The request >> Search the records below for the word "main" and show every line where it occurs.

>> Begin

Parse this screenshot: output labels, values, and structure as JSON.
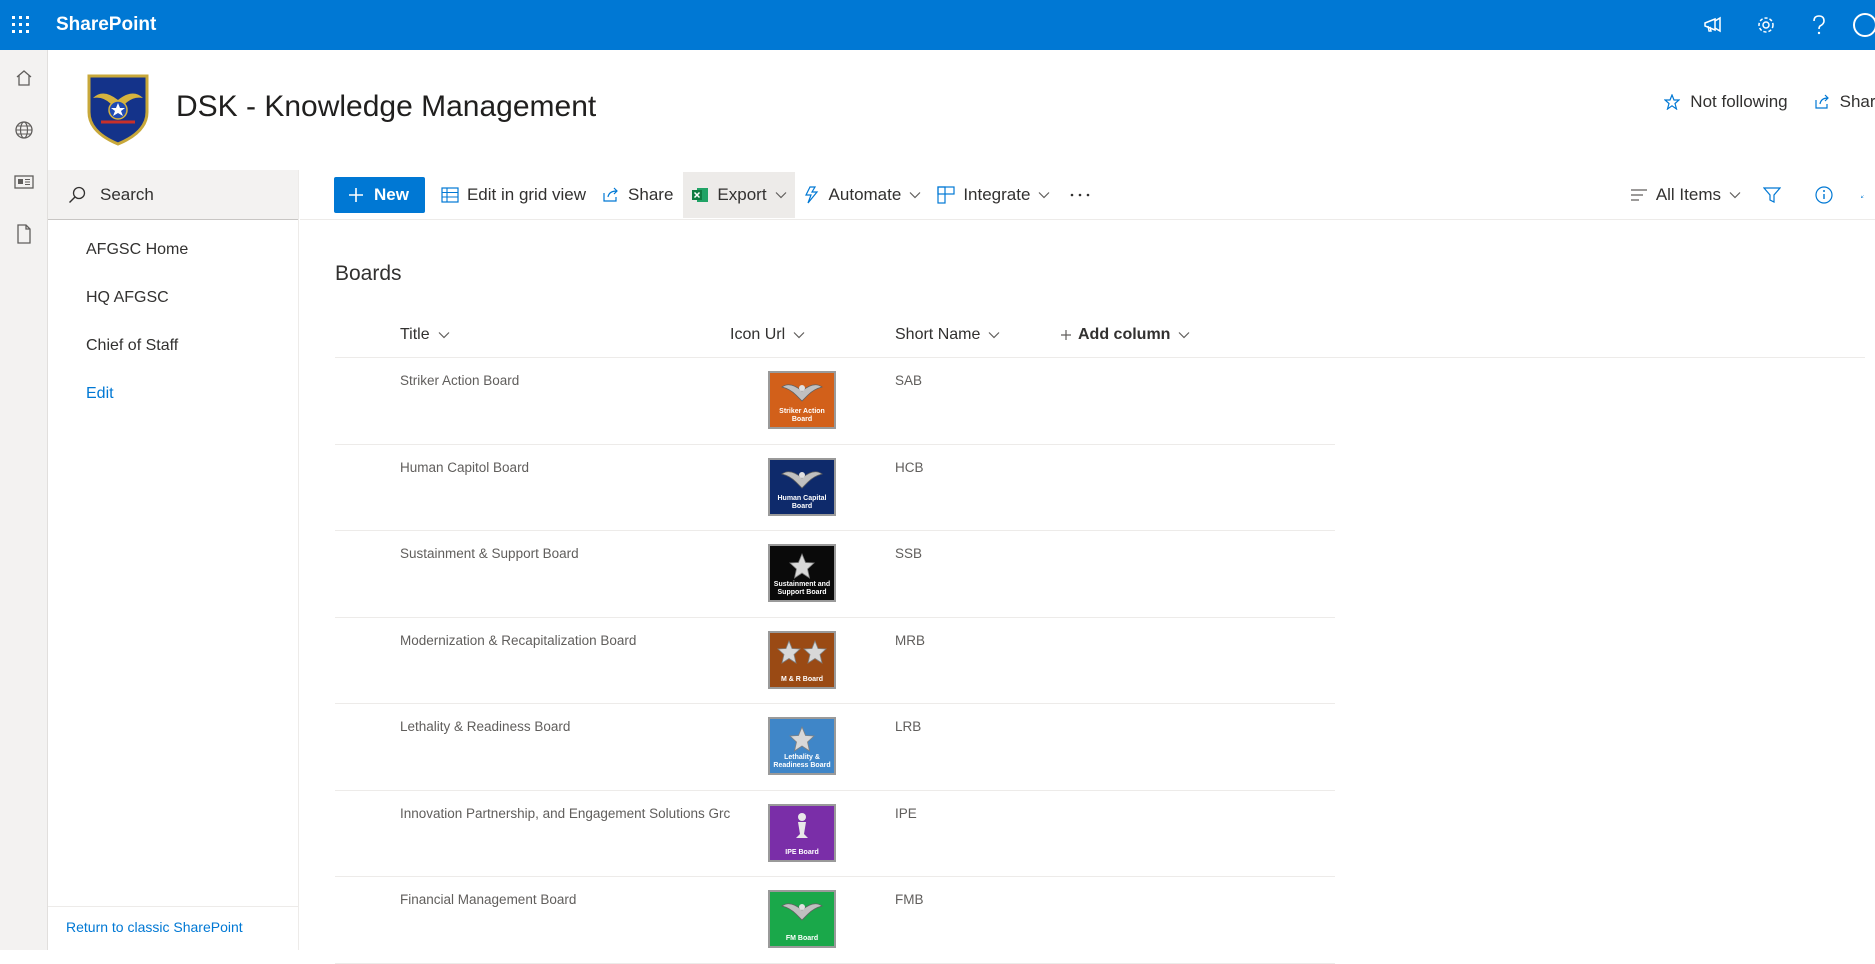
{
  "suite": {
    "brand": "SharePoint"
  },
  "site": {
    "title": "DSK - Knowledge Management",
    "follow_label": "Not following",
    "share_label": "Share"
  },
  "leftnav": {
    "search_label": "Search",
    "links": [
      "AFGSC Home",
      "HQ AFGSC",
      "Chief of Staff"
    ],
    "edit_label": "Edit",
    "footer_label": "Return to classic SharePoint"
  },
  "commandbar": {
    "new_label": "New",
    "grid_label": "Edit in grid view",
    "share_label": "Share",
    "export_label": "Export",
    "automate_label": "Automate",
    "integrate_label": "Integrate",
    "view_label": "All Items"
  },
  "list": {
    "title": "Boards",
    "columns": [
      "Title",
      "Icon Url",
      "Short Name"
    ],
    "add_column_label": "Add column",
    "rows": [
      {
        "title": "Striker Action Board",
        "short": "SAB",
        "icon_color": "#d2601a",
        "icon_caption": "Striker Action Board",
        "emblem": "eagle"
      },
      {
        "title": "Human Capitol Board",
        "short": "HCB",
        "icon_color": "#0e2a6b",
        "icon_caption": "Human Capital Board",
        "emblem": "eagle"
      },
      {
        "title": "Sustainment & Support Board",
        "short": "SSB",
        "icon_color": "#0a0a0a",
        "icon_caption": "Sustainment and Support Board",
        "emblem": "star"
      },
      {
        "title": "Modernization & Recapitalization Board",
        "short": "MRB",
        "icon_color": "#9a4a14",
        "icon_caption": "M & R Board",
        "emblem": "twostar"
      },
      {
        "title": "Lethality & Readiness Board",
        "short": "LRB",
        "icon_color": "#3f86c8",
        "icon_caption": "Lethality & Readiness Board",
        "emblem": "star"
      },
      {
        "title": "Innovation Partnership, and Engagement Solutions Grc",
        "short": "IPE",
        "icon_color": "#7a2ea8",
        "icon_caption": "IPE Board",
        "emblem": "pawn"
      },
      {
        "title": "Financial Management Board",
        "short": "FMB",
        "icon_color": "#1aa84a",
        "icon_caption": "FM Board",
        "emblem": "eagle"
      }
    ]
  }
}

>> End
>> Begin

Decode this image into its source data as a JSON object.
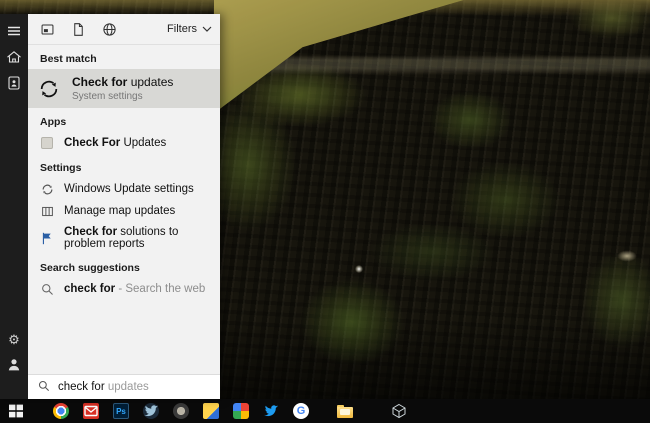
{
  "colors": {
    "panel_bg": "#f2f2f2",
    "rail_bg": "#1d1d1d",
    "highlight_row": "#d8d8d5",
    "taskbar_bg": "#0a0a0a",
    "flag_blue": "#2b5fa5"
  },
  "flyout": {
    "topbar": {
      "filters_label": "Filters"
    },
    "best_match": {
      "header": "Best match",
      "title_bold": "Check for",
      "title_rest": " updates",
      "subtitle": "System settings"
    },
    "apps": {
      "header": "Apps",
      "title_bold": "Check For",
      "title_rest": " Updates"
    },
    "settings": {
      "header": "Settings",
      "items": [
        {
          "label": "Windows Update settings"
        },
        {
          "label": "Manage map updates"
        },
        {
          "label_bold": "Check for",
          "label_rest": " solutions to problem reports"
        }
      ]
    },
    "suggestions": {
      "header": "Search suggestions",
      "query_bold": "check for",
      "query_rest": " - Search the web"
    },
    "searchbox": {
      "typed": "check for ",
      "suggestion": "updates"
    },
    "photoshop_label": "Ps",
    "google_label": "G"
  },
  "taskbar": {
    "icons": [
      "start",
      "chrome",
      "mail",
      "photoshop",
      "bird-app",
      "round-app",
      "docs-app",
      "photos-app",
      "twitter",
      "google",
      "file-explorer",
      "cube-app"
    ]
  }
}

>> End
>> Begin

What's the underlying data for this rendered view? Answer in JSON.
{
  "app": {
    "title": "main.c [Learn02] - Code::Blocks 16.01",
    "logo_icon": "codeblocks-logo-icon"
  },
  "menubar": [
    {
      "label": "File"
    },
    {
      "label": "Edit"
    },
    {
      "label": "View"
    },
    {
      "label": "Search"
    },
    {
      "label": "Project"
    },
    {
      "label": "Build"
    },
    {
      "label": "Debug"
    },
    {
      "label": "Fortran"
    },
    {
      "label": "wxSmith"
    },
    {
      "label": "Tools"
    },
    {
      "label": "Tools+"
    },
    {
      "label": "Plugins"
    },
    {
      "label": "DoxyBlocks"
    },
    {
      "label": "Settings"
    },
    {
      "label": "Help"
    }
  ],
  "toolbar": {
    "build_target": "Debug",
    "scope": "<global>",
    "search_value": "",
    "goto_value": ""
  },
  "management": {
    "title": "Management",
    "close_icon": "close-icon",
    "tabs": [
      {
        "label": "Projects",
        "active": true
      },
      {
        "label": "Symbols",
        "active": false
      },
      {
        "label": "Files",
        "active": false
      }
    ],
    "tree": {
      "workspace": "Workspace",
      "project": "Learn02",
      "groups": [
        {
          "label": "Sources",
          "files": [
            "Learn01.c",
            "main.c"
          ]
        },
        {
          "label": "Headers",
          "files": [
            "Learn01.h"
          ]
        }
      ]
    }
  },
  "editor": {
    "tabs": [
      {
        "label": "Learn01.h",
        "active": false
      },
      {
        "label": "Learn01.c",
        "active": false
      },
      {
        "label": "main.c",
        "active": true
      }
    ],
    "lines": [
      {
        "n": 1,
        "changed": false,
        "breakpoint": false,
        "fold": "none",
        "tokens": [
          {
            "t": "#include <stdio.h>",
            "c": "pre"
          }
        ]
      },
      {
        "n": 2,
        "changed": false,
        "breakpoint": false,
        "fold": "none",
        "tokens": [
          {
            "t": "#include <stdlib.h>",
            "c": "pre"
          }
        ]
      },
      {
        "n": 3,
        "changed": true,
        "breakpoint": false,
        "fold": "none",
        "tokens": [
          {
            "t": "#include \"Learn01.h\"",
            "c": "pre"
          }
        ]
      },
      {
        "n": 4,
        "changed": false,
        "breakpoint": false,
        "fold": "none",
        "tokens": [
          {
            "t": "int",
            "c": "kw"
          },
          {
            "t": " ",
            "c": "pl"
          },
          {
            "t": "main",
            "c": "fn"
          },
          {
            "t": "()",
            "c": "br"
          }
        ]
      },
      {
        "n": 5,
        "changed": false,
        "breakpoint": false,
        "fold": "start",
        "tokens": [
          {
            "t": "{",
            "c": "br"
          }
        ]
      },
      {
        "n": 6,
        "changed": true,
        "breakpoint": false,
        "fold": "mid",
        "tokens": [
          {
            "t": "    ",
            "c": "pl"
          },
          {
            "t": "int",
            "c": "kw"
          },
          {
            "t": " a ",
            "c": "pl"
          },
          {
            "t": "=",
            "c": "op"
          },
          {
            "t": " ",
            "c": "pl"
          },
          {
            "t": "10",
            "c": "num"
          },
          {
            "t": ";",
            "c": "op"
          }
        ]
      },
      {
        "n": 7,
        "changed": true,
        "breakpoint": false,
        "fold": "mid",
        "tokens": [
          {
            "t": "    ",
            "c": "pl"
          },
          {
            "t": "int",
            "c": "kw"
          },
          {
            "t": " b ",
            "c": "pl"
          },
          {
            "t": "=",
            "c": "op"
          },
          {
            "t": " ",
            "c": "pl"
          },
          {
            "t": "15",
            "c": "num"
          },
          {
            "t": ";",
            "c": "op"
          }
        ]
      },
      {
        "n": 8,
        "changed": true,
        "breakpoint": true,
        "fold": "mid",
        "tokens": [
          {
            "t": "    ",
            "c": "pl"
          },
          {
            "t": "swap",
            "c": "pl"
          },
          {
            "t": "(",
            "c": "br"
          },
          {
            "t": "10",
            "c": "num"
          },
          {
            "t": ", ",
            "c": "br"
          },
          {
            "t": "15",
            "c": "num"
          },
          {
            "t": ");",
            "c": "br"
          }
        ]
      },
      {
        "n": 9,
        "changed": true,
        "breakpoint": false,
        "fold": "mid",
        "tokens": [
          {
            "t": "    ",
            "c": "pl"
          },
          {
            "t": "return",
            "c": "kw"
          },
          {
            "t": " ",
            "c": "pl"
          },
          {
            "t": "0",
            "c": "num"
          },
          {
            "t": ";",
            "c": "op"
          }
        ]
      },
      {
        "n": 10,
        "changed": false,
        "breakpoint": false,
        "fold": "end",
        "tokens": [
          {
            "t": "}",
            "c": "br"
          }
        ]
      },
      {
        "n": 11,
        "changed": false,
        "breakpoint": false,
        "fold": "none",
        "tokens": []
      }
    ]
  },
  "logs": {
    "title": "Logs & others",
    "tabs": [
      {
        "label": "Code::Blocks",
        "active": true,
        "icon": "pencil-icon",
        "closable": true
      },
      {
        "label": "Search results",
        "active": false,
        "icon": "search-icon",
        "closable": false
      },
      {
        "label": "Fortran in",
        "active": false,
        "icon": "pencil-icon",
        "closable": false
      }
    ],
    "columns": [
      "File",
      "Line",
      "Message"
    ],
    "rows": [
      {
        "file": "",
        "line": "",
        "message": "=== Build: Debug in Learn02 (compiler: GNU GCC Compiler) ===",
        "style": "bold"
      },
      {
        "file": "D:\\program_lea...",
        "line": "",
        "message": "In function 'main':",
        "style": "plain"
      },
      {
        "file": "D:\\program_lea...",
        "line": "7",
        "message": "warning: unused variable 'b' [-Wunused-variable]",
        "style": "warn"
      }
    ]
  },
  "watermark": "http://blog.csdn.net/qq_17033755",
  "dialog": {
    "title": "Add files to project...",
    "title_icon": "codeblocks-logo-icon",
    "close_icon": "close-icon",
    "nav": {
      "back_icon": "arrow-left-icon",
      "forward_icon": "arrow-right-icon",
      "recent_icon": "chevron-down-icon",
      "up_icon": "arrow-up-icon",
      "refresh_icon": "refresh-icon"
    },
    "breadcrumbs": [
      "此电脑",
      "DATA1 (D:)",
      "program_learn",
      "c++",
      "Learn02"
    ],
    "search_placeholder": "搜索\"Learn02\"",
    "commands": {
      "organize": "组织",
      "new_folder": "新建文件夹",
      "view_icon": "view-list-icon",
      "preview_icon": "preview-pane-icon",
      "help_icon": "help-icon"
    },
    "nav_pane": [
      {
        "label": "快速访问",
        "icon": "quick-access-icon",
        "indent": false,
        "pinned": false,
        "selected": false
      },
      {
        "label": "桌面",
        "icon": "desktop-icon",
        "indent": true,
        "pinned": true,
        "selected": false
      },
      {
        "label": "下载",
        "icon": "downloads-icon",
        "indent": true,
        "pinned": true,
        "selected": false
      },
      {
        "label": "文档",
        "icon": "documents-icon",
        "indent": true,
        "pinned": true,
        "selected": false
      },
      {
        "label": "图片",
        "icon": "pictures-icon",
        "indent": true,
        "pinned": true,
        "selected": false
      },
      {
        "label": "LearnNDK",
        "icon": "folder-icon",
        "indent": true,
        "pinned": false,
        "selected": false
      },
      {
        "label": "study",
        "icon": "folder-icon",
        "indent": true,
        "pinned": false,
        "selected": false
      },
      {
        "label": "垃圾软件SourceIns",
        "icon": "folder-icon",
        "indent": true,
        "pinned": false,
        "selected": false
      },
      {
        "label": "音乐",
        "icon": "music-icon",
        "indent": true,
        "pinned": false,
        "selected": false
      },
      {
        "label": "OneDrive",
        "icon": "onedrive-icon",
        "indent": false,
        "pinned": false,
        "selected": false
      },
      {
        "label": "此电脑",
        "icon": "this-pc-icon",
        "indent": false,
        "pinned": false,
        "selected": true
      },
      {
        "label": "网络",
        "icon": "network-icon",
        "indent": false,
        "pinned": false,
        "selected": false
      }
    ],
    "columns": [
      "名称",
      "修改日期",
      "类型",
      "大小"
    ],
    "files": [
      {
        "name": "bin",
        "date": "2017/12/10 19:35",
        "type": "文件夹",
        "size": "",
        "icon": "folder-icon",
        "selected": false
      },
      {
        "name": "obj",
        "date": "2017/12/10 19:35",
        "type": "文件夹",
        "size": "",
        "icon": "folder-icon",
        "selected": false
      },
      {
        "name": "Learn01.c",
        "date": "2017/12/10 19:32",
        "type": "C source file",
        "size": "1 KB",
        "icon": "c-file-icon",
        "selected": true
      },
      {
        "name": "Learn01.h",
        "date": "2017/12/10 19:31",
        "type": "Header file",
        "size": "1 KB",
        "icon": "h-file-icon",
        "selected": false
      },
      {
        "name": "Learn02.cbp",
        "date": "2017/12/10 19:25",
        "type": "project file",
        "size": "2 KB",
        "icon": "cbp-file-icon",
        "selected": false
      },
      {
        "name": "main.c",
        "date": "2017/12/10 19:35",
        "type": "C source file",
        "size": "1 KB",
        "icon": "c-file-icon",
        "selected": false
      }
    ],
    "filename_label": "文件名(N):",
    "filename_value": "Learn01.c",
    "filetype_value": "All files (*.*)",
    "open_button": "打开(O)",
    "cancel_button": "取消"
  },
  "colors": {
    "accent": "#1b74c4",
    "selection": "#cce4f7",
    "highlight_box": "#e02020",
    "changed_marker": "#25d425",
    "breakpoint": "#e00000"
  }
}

>> End

Solved exercise >>
    "title": "main.c [Learn02] - Code::Blocks 16.01",
            "main.c"
        "label": "main.c",
            "t": "main",
        "message": "In function 'main':",
        "name": "main.c",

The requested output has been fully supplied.